* Direction
In the listing that follows, how many lines contain "which"? Give the number only.

(Data records)

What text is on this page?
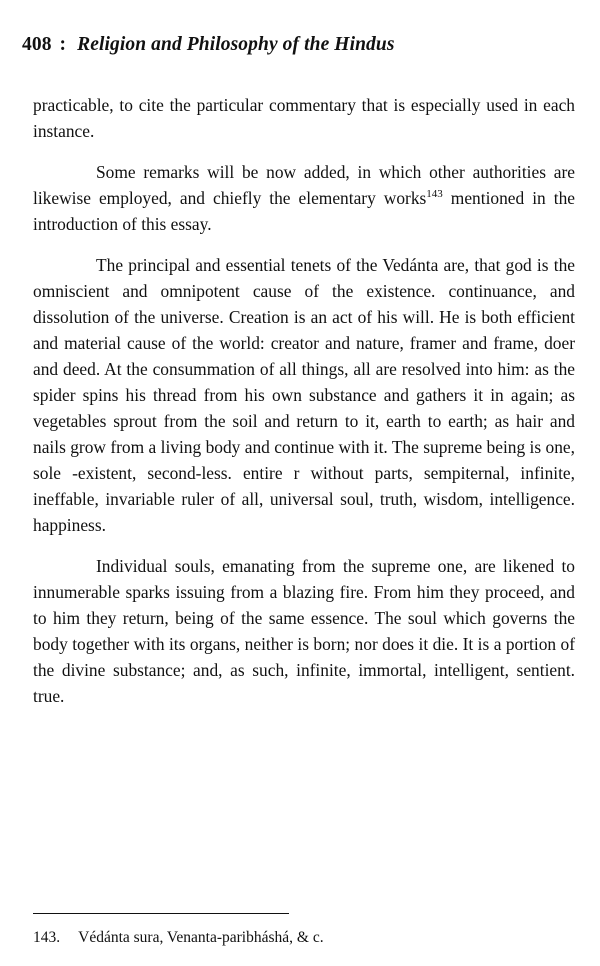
408 : Religion and Philosophy of the Hindus

practicable, to cite the particular commentary that is especially used in each instance.

Some remarks will be now added, in which other authorities are likewise employed, and chiefly the elementary works$^{143}$ mentioned in the introduction of this essay.

The principal and essential tenets of the Vedánta are, that god is the omniscient and omnipotent cause of the existence. continuance, and dissolution of the universe. Creation is an act of his will. He is both efficient and material cause of the world: creator and nature, framer and frame, doer and deed. At the consummation of all things, all are resolved into him: as the spider spins his thread from his own substance and gathers it in again; as vegetables sprout from the soil and return to it, earth to earth; as hair and nails grow from a living body and continue with it. The supreme being is one, sole -existent, second-less. entire r without parts, sempiternal, infinite, ineffable, invariable ruler of all, universal soul, truth, wisdom, intelligence. happiness.

Individual souls, emanating from the supreme one, are likened to innumerable sparks issuing from a blazing fire. From him they proceed, and to him they return, being of the same essence. The soul which governs the body together with its organs, neither is born; nor does it die. It is a portion of the divine substance; and, as such, infinite, immortal, intelligent, sentient. true.

143. Védánta sura, Venanta-paribháshá, & c.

* Worked answer
2